(Records from a dataset)
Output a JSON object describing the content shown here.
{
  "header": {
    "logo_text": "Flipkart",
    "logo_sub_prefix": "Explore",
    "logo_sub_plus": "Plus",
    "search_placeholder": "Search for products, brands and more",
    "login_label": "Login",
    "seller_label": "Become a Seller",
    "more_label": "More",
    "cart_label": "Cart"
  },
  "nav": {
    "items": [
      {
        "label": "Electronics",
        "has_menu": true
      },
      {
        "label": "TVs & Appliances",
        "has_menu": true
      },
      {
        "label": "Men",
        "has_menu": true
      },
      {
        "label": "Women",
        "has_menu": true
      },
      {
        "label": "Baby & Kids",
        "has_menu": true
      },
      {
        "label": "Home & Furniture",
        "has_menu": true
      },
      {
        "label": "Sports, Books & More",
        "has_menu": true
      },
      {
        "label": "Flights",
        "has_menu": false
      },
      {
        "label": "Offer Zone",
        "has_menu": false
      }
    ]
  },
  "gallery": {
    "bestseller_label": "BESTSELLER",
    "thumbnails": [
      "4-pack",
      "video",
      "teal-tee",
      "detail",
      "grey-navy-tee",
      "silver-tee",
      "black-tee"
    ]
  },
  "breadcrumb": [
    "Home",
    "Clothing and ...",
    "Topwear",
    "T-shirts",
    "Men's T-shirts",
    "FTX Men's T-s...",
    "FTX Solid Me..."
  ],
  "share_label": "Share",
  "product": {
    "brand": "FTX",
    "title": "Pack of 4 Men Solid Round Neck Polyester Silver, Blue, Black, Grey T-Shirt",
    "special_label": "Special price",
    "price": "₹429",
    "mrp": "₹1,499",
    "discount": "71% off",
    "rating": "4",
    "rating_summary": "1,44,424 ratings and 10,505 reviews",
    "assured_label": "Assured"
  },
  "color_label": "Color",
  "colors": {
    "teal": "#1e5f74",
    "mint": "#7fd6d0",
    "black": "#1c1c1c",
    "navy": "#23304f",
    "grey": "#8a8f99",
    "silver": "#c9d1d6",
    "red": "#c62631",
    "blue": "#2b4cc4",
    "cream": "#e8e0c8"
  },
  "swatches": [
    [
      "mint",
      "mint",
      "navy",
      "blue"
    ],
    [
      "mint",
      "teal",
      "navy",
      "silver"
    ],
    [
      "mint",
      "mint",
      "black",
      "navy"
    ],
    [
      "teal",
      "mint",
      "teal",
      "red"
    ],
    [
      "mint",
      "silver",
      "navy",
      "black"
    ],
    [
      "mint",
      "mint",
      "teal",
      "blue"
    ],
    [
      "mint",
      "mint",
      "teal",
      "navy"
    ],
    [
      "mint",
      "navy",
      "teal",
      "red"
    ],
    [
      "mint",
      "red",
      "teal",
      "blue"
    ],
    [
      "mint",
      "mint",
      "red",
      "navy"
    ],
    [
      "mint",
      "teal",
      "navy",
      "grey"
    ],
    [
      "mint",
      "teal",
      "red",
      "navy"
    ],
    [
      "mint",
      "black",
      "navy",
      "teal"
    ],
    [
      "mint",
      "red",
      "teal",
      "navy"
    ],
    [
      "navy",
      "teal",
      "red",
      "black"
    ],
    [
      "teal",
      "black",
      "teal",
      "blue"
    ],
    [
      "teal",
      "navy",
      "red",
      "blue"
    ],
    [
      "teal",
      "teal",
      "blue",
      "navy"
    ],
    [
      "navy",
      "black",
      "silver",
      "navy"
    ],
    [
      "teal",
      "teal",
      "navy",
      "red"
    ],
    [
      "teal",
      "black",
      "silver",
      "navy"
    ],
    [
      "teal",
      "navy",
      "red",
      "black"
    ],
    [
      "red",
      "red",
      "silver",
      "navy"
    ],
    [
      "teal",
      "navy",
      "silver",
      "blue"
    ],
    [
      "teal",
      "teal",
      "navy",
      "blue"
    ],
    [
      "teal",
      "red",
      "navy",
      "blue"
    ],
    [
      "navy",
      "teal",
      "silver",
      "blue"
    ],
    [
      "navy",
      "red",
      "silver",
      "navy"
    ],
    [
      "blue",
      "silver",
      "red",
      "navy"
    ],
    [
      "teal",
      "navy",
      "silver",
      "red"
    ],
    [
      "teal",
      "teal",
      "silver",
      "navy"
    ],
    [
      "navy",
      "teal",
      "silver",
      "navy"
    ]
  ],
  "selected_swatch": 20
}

Your task: Quote each line of the data above exactly as written.

Solution for this exercise:
Output a JSON object describing the content shown here.
{
  "header": {
    "logo_text": "Flipkart",
    "logo_sub_prefix": "Explore",
    "logo_sub_plus": "Plus",
    "search_placeholder": "Search for products, brands and more",
    "login_label": "Login",
    "seller_label": "Become a Seller",
    "more_label": "More",
    "cart_label": "Cart"
  },
  "nav": {
    "items": [
      {
        "label": "Electronics",
        "has_menu": true
      },
      {
        "label": "TVs & Appliances",
        "has_menu": true
      },
      {
        "label": "Men",
        "has_menu": true
      },
      {
        "label": "Women",
        "has_menu": true
      },
      {
        "label": "Baby & Kids",
        "has_menu": true
      },
      {
        "label": "Home & Furniture",
        "has_menu": true
      },
      {
        "label": "Sports, Books & More",
        "has_menu": true
      },
      {
        "label": "Flights",
        "has_menu": false
      },
      {
        "label": "Offer Zone",
        "has_menu": false
      }
    ]
  },
  "gallery": {
    "bestseller_label": "BESTSELLER",
    "thumbnails": [
      "4-pack",
      "video",
      "teal-tee",
      "detail",
      "grey-navy-tee",
      "silver-tee",
      "black-tee"
    ]
  },
  "breadcrumb": [
    "Home",
    "Clothing and ...",
    "Topwear",
    "T-shirts",
    "Men's T-shirts",
    "FTX Men's T-s...",
    "FTX Solid Me..."
  ],
  "share_label": "Share",
  "product": {
    "brand": "FTX",
    "title": "Pack of 4 Men Solid Round Neck Polyester Silver, Blue, Black, Grey T-Shirt",
    "special_label": "Special price",
    "price": "₹429",
    "mrp": "₹1,499",
    "discount": "71% off",
    "rating": "4",
    "rating_summary": "1,44,424 ratings and 10,505 reviews",
    "assured_label": "Assured"
  },
  "color_label": "Color",
  "colors": {
    "teal": "#1e5f74",
    "mint": "#7fd6d0",
    "black": "#1c1c1c",
    "navy": "#23304f",
    "grey": "#8a8f99",
    "silver": "#c9d1d6",
    "red": "#c62631",
    "blue": "#2b4cc4",
    "cream": "#e8e0c8"
  },
  "swatches": [
    [
      "mint",
      "mint",
      "navy",
      "blue"
    ],
    [
      "mint",
      "teal",
      "navy",
      "silver"
    ],
    [
      "mint",
      "mint",
      "black",
      "navy"
    ],
    [
      "teal",
      "mint",
      "teal",
      "red"
    ],
    [
      "mint",
      "silver",
      "navy",
      "black"
    ],
    [
      "mint",
      "mint",
      "teal",
      "blue"
    ],
    [
      "mint",
      "mint",
      "teal",
      "navy"
    ],
    [
      "mint",
      "navy",
      "teal",
      "red"
    ],
    [
      "mint",
      "red",
      "teal",
      "blue"
    ],
    [
      "mint",
      "mint",
      "red",
      "navy"
    ],
    [
      "mint",
      "teal",
      "navy",
      "grey"
    ],
    [
      "mint",
      "teal",
      "red",
      "navy"
    ],
    [
      "mint",
      "black",
      "navy",
      "teal"
    ],
    [
      "mint",
      "red",
      "teal",
      "navy"
    ],
    [
      "navy",
      "teal",
      "red",
      "black"
    ],
    [
      "teal",
      "black",
      "teal",
      "blue"
    ],
    [
      "teal",
      "navy",
      "red",
      "blue"
    ],
    [
      "teal",
      "teal",
      "blue",
      "navy"
    ],
    [
      "navy",
      "black",
      "silver",
      "navy"
    ],
    [
      "teal",
      "teal",
      "navy",
      "red"
    ],
    [
      "teal",
      "black",
      "silver",
      "navy"
    ],
    [
      "teal",
      "navy",
      "red",
      "black"
    ],
    [
      "red",
      "red",
      "silver",
      "navy"
    ],
    [
      "teal",
      "navy",
      "silver",
      "blue"
    ],
    [
      "teal",
      "teal",
      "navy",
      "blue"
    ],
    [
      "teal",
      "red",
      "navy",
      "blue"
    ],
    [
      "navy",
      "teal",
      "silver",
      "blue"
    ],
    [
      "navy",
      "red",
      "silver",
      "navy"
    ],
    [
      "blue",
      "silver",
      "red",
      "navy"
    ],
    [
      "teal",
      "navy",
      "silver",
      "red"
    ],
    [
      "teal",
      "teal",
      "silver",
      "navy"
    ],
    [
      "navy",
      "teal",
      "silver",
      "navy"
    ]
  ],
  "selected_swatch": 20
}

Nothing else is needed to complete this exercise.